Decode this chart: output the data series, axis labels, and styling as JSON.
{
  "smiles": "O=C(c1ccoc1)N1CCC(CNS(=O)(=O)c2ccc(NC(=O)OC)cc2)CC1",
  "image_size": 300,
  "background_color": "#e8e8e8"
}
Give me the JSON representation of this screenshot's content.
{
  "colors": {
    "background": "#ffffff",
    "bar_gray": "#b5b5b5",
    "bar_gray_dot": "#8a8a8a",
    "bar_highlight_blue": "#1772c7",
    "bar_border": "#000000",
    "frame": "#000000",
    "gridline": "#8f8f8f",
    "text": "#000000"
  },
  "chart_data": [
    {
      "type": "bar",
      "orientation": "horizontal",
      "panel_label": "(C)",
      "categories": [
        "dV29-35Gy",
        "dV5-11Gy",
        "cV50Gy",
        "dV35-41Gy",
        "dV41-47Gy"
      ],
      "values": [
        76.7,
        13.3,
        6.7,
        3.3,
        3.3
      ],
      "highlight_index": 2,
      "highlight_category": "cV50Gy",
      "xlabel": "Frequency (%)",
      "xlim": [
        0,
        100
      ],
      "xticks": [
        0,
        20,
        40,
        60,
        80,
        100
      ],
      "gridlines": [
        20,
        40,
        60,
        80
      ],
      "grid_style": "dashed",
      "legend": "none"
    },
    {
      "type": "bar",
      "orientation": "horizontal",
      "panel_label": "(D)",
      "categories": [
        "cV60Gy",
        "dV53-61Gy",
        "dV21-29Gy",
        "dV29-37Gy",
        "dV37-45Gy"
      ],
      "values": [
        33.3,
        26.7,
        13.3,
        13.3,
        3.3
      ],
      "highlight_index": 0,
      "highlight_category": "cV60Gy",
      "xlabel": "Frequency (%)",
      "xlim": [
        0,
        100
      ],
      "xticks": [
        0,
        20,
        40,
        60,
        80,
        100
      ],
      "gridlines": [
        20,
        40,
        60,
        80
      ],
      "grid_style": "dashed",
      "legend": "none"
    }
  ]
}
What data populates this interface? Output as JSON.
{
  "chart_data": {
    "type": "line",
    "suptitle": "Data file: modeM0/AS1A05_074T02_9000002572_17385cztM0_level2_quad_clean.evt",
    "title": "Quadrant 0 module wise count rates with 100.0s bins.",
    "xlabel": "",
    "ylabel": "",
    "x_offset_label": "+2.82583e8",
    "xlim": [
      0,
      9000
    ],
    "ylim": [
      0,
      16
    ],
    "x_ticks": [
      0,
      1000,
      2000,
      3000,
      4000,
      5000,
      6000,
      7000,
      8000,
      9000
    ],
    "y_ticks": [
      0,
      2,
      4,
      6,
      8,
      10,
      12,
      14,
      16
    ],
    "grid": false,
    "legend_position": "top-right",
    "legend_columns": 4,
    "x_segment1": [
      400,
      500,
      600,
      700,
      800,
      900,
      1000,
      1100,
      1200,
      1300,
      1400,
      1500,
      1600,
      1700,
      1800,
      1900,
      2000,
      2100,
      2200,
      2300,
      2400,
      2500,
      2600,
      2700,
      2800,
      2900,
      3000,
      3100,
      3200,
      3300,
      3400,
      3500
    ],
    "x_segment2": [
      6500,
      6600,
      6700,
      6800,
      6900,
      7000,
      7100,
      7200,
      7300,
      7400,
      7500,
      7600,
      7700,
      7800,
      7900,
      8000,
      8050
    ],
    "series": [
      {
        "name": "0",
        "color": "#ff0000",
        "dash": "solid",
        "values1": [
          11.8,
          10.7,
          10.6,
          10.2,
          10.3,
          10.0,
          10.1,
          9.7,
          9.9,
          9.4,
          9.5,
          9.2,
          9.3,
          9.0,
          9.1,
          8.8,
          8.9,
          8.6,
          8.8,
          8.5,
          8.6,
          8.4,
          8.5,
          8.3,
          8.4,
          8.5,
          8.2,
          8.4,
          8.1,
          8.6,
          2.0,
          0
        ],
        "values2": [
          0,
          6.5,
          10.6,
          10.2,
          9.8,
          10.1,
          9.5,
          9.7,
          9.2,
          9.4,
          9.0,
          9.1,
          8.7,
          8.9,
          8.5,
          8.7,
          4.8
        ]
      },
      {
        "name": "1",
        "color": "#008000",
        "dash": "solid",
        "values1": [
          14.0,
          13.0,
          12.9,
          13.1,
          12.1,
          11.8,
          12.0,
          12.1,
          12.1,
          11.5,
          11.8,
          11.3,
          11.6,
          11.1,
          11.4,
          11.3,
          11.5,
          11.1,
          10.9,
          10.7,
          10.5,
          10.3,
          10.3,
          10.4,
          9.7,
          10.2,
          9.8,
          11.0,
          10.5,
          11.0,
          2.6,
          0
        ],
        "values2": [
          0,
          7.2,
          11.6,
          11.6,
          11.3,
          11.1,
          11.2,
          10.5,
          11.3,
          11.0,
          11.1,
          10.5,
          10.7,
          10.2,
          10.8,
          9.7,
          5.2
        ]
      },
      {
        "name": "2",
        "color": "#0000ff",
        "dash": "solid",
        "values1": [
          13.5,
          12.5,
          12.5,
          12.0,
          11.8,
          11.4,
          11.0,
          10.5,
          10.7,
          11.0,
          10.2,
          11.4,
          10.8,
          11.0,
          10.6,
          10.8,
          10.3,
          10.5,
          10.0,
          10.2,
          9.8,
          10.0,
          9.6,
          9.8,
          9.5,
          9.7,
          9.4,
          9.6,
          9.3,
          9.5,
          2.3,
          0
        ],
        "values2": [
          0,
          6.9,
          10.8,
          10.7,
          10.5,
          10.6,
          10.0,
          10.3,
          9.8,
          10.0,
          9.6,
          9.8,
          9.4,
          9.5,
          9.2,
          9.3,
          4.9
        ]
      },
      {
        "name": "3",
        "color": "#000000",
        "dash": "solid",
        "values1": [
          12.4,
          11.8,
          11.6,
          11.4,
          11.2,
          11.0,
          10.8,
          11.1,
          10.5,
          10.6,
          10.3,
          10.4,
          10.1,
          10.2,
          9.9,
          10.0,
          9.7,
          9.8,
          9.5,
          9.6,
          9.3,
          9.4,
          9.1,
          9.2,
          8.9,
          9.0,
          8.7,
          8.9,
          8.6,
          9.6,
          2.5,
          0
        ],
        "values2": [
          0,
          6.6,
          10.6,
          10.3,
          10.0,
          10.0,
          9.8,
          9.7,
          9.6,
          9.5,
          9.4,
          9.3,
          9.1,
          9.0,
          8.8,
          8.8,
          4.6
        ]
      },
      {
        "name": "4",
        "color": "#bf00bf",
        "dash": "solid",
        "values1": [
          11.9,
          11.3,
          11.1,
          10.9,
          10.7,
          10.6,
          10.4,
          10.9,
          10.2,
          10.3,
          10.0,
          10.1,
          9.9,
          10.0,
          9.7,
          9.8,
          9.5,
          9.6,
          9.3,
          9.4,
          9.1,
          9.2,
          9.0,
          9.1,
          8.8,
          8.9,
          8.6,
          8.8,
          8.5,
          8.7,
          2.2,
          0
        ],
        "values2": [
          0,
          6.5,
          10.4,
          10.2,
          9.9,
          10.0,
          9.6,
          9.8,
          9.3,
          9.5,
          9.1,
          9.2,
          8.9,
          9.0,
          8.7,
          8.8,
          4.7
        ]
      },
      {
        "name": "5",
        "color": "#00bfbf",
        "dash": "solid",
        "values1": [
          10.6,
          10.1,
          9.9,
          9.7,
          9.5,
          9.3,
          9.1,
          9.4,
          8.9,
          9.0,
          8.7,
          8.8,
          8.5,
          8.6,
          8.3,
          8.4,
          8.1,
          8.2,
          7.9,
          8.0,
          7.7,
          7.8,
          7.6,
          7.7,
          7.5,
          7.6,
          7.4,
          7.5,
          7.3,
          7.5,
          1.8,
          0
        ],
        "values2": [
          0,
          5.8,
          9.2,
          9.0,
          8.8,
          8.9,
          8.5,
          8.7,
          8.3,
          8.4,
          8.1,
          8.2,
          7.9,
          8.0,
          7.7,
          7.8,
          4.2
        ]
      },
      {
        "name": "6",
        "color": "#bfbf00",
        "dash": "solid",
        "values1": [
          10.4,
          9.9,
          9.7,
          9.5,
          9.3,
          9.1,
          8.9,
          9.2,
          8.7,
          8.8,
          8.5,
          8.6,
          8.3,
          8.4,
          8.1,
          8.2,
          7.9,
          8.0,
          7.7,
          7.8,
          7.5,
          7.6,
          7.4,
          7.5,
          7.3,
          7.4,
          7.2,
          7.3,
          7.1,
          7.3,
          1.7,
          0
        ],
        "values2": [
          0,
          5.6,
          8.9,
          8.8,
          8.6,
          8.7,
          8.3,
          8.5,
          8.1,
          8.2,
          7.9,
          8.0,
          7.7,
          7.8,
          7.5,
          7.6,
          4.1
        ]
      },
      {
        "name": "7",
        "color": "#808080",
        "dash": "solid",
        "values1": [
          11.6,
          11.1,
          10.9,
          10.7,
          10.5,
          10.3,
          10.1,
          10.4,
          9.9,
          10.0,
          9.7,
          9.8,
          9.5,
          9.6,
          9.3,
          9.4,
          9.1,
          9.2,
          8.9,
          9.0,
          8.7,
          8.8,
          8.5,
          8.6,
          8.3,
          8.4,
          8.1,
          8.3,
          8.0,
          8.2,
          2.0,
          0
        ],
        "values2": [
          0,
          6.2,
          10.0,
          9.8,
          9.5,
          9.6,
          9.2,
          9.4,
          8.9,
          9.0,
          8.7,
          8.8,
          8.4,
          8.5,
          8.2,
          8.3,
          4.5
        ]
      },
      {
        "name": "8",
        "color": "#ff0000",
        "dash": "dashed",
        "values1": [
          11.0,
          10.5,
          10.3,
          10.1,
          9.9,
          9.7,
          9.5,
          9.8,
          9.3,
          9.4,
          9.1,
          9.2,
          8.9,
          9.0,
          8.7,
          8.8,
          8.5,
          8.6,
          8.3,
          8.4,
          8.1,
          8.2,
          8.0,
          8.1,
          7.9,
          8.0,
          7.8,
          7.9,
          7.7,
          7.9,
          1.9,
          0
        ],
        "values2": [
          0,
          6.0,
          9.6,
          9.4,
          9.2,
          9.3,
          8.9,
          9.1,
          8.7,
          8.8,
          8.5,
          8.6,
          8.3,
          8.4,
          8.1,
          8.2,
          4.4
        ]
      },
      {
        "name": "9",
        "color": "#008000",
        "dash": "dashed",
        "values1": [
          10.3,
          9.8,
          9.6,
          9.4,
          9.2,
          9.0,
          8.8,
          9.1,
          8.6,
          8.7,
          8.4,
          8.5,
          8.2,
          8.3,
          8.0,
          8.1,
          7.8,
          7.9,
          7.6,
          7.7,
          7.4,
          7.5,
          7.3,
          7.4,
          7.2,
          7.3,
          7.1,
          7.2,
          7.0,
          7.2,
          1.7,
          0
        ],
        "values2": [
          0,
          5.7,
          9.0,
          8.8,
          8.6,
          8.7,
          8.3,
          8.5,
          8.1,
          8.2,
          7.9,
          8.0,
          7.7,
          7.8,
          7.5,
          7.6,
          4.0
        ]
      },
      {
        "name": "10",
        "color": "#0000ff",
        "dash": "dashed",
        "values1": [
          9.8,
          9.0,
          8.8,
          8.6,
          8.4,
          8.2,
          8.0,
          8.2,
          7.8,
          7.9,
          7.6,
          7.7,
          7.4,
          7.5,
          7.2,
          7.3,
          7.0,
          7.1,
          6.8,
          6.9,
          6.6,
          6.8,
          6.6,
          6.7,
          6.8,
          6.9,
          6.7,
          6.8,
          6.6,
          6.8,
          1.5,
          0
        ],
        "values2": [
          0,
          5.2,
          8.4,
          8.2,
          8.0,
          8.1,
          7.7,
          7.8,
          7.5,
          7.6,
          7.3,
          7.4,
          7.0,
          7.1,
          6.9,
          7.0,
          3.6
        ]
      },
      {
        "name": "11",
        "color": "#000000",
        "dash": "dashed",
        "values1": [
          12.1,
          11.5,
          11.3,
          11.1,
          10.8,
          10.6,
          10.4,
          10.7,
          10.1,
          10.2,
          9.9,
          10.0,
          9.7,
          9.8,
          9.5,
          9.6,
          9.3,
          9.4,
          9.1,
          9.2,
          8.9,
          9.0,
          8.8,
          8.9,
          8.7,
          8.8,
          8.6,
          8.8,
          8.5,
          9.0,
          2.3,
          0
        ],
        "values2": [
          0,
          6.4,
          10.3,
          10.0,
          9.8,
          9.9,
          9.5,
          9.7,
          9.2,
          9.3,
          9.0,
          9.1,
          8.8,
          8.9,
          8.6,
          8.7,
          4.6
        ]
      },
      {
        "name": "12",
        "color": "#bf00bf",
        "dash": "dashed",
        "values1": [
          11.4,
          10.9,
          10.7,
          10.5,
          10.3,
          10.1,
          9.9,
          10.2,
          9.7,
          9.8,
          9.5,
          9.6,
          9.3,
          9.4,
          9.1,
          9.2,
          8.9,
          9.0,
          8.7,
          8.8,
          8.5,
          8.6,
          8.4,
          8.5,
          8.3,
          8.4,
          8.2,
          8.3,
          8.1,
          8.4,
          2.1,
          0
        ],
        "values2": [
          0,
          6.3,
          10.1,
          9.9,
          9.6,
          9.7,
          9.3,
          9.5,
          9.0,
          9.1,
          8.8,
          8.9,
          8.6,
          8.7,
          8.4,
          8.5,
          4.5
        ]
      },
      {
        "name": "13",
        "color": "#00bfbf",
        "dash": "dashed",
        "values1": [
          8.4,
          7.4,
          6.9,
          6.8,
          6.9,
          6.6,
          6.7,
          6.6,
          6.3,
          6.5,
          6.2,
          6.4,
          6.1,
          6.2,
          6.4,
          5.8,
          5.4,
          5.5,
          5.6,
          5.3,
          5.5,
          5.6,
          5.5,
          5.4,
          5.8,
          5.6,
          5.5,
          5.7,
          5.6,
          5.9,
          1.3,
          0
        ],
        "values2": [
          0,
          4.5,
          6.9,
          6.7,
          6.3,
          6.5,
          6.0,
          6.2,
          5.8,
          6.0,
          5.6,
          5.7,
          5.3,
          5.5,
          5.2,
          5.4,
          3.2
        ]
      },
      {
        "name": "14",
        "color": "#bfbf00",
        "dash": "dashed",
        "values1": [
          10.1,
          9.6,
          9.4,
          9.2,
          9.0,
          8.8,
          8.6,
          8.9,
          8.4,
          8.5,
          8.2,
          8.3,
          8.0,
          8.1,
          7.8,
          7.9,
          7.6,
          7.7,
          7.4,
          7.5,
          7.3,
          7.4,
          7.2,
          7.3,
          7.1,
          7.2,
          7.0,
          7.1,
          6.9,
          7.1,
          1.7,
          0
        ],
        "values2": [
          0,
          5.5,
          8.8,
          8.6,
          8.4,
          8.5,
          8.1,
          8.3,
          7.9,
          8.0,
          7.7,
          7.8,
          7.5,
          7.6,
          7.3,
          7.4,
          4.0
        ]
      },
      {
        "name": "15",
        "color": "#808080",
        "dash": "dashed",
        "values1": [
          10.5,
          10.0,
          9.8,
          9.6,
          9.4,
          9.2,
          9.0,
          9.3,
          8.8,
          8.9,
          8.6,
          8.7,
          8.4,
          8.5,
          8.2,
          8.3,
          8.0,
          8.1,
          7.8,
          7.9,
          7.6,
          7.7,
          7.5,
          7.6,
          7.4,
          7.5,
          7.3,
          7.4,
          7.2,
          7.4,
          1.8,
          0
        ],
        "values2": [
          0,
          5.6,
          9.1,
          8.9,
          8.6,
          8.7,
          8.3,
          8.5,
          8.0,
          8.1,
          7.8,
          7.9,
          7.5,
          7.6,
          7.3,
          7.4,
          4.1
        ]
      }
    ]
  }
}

### Aim of the task
Look for the word "series" in every line of the listing and copy the lines that have it.

### Solution to the problem
Decode this chart: output the data series, axis labels, and styling as JSON.
    "series": [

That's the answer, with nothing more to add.